Data extracted from a collection
☆ ☆ ☆ ☆ ☆ ☆ ☆

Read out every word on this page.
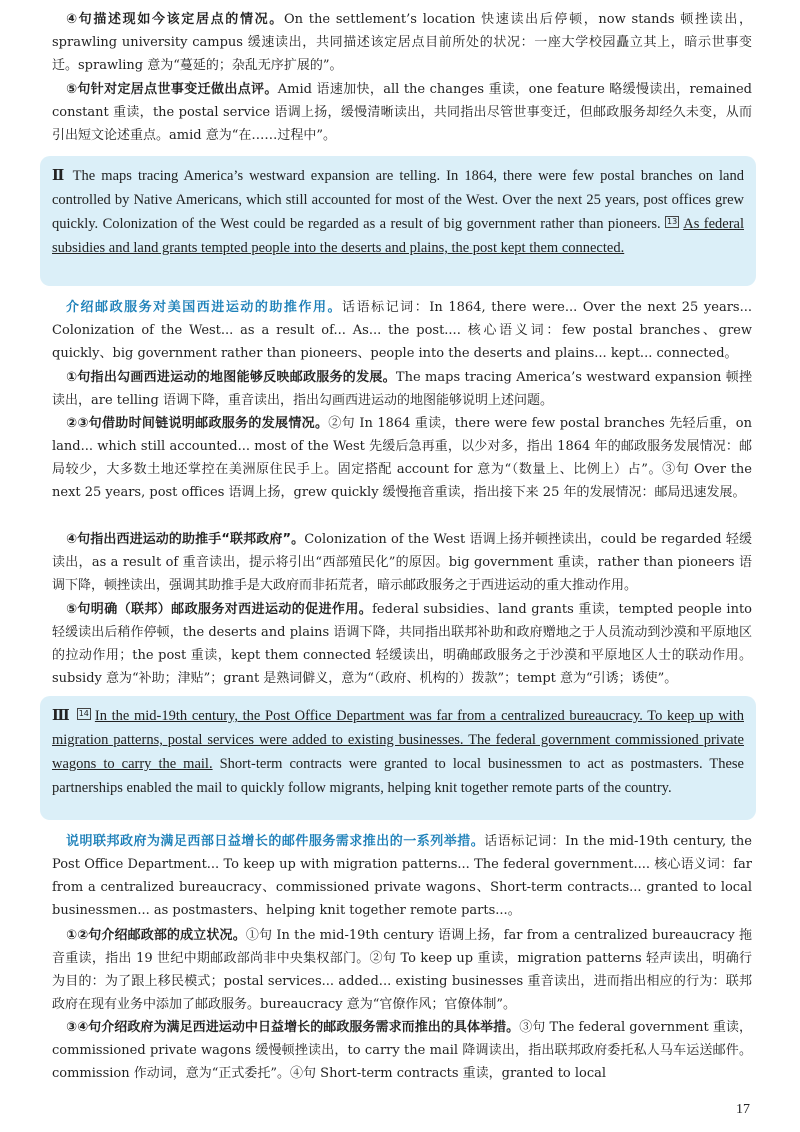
④句描述现如今该定居点的情况。On the settlement’s location 快速读出后停顿，now stands 顿挫读出，sprawling university campus 缓速读出，共同描述该定居点目前所处的状况：一座大学校园矗立其上，暗示世事变迁。sprawling 意为“蔓延的；杂乱无序扩展的”。

⑤句针对定居点世事变迁做出点评。Amid 语速加快，all the changes 重读，one feature 略缓慢读出，remained constant 重读，the postal service 语调上扬，缓慢清晰读出，共同指出尽管世事变迁，但邮政服务却经久未变，从而引出短文论述重点。amid 意为“在……过程中”。

Ⅱ The maps tracing America’s westward expansion are telling. In 1864, there were few postal branches on land controlled by Native Americans, which still accounted for most of the West. Over the next 25 years, post offices grew quickly. Colonization of the West could be regarded as a result of big government rather than pioneers. 13 As federal subsidies and land grants tempted people into the deserts and plains, the post kept them connected.

介绍邮政服务对美国西进运动的助推作用。话语标记词：In 1864, there were... Over the next 25 years... Colonization of the West... as a result of... As... the post.... 核心语义词：few postal branches、grew quickly、big government rather than pioneers、people into the deserts and plains... kept... connected。

①句指出勾画西进运动的地图能够反映邮政服务的发展。The maps tracing America’s westward expansion 顿挫读出，are telling 语调下降，重音读出，指出勾画西进运动的地图能够说明上述问题。

②③句借助时间链说明邮政服务的发展情况。②句 In 1864 重读，there were few postal branches 先轻后重，on land... which still accounted... most of the West 先缓后急再重，以少对多，指出 1864 年的邮政服务发展情况：邮局较少，大多数土地还掌控在美洲原住民手上。固定搭配 account for 意为“（数量上、比例上）占”。③句 Over the next 25 years, post offices 语调上扬，grew quickly 缓慢拖音重读，指出接下来 25 年的发展情况：邮局迅速发展。

④句指出西进运动的助推手“联邦政府”。Colonization of the West 语调上扬并顿挫读出，could be regarded 轻缓读出，as a result of 重音读出，提示将引出“西部殖民化”的原因。big government 重读，rather than pioneers 语调下降，顿挫读出，强调其助推手是大政府而非拓荒者，暗示邮政服务之于西进运动的重大推动作用。

⑤句明确（联邦）邮政服务对西进运动的促进作用。federal subsidies、land grants 重读，tempted people into 轻缓读出后稍作停顿，the deserts and plains 语调下降，共同指出联邦补助和政府赠地之于人员流动到沙漠和平原地区的拉动作用；the post 重读，kept them connected 轻缓读出，明确邮政服务之于沙漠和平原地区人士的联动作用。subsidy 意为“补助；津贴”；grant 是熟词僻义，意为“（政府、机构的）拨款”；tempt 意为“引诱；诱使”。

Ⅲ 14 In the mid-19th century, the Post Office Department was far from a centralized bureaucracy. To keep up with migration patterns, postal services were added to existing businesses. The federal government commissioned private wagons to carry the mail. Short-term contracts were granted to local businessmen to act as postmasters. These partnerships enabled the mail to quickly follow migrants, helping knit together remote parts of the country.

说明联邦政府为满足西部日益增长的邮件服务需求推出的一系列举措。话语标记词：In the mid-19th century, the Post Office Department... To keep up with migration patterns... The federal government.... 核心语义词：far from a centralized bureaucracy、commissioned private wagons、Short-term contracts... granted to local businessmen... as postmasters、helping knit together remote parts...。

①②句介绍邮政部的成立状况。①句 In the mid-19th century 语调上扬，far from a centralized bureaucracy 拖音重读，指出 19 世纪中期邮政部尚非中央集权部门。②句 To keep up 重读，migration patterns 轻声读出，明确行为目的：为了跟上移民模式；postal services... added... existing businesses 重音读出，进而指出相应的行为：联邦政府在现有业务中添加了邮政服务。bureaucracy 意为“官僚作风；官僚体制”。

③④句介绍政府为满足西进运动中日益增长的邮政服务需求而推出的具体举措。③句 The federal government 重读，commissioned private wagons 缓慢顿挫读出，to carry the mail 降调读出，指出联邦政府委托私人马车运送邮件。commission 作动词，意为“正式委托”。④句 Short-term contracts 重读，granted to local

17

☆ ☆ ☆ ☆ ☆ ☆ ☆

TASK GOAL: Looking at the records above, tally the lines holding "plains" and reply with that number only.

RESPONSE FOR THIS EXERCISE: 3